• **Raw records**:
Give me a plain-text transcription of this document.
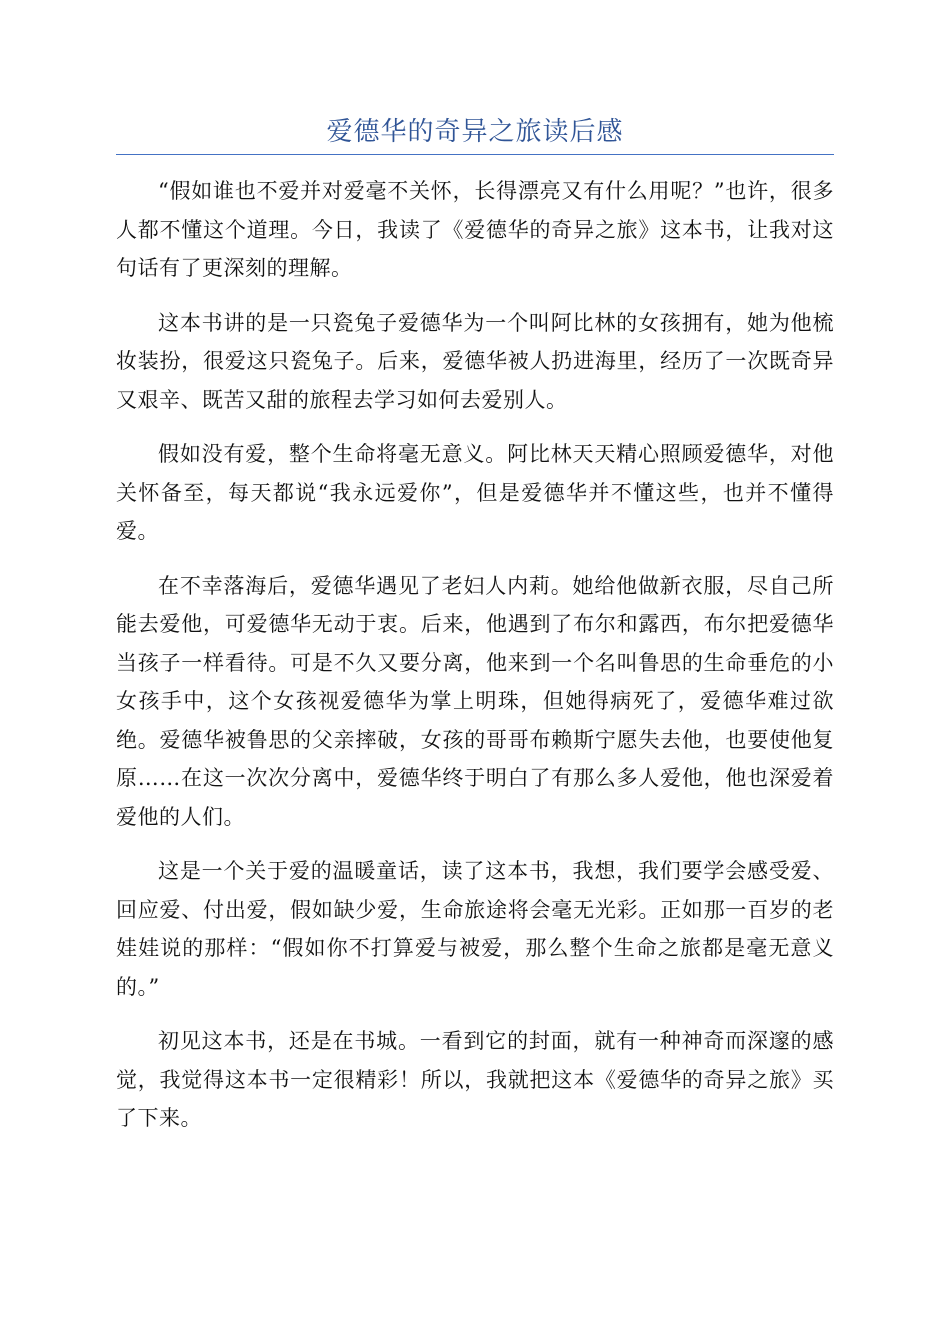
爱德华的奇异之旅读后感

“假如谁也不爱并对爱毫不关怀，长得漂亮又有什么用呢？”也许，很多人都不懂这个道理。今日，我读了《爱德华的奇异之旅》这本书，让我对这句话有了更深刻的理解。

这本书讲的是一只瓷兔子爱德华为一个叫阿比林的女孩拥有，她为他梳妆装扮，很爱这只瓷兔子。后来，爱德华被人扔进海里，经历了一次既奇异又艰辛、既苦又甜的旅程去学习如何去爱别人。

假如没有爱，整个生命将毫无意义。阿比林天天精心照顾爱德华，对他关怀备至，每天都说“我永远爱你”，但是爱德华并不懂这些，也并不懂得爱。

在不幸落海后，爱德华遇见了老妇人内莉。她给他做新衣服，尽自己所能去爱他，可爱德华无动于衷。后来，他遇到了布尔和露西，布尔把爱德华当孩子一样看待。可是不久又要分离，他来到一个名叫鲁思的生命垂危的小女孩手中，这个女孩视爱德华为掌上明珠，但她得病死了，爱德华难过欲绝。爱德华被鲁思的父亲摔破，女孩的哥哥布赖斯宁愿失去他，也要使他复原……在这一次次分离中，爱德华终于明白了有那么多人爱他，他也深爱着爱他的人们。

这是一个关于爱的温暖童话，读了这本书，我想，我们要学会感受爱、回应爱、付出爱，假如缺少爱，生命旅途将会毫无光彩。正如那一百岁的老娃娃说的那样：“假如你不打算爱与被爱，那么整个生命之旅都是毫无意义的。”

初见这本书，还是在书城。一看到它的封面，就有一种神奇而深邃的感觉，我觉得这本书一定很精彩！所以，我就把这本《爱德华的奇异之旅》买了下来。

• **Work instructions**:
Reproduce each entry precisely. Leave the pictures out.

• **Answer below**:
Give me a plain-text transcription of this document.
爱德华的奇异之旅读后感

“假如谁也不爱并对爱毫不关怀，长得漂亮又有什么用呢？”也许，很多人都不懂这个道理。今日，我读了《爱德华的奇异之旅》这本书，让我对这句话有了更深刻的理解。

这本书讲的是一只瓷兔子爱德华为一个叫阿比林的女孩拥有，她为他梳妆装扮，很爱这只瓷兔子。后来，爱德华被人扔进海里，经历了一次既奇异又艰辛、既苦又甜的旅程去学习如何去爱别人。

假如没有爱，整个生命将毫无意义。阿比林天天精心照顾爱德华，对他关怀备至，每天都说“我永远爱你”，但是爱德华并不懂这些，也并不懂得爱。

在不幸落海后，爱德华遇见了老妇人内莉。她给他做新衣服，尽自己所能去爱他，可爱德华无动于衷。后来，他遇到了布尔和露西，布尔把爱德华当孩子一样看待。可是不久又要分离，他来到一个名叫鲁思的生命垂危的小女孩手中，这个女孩视爱德华为掌上明珠，但她得病死了，爱德华难过欲绝。爱德华被鲁思的父亲摔破，女孩的哥哥布赖斯宁愿失去他，也要使他复原……在这一次次分离中，爱德华终于明白了有那么多人爱他，他也深爱着爱他的人们。

这是一个关于爱的温暖童话，读了这本书，我想，我们要学会感受爱、回应爱、付出爱，假如缺少爱，生命旅途将会毫无光彩。正如那一百岁的老娃娃说的那样：“假如你不打算爱与被爱，那么整个生命之旅都是毫无意义的。”

初见这本书，还是在书城。一看到它的封面，就有一种神奇而深邃的感觉，我觉得这本书一定很精彩！所以，我就把这本《爱德华的奇异之旅》买了下来。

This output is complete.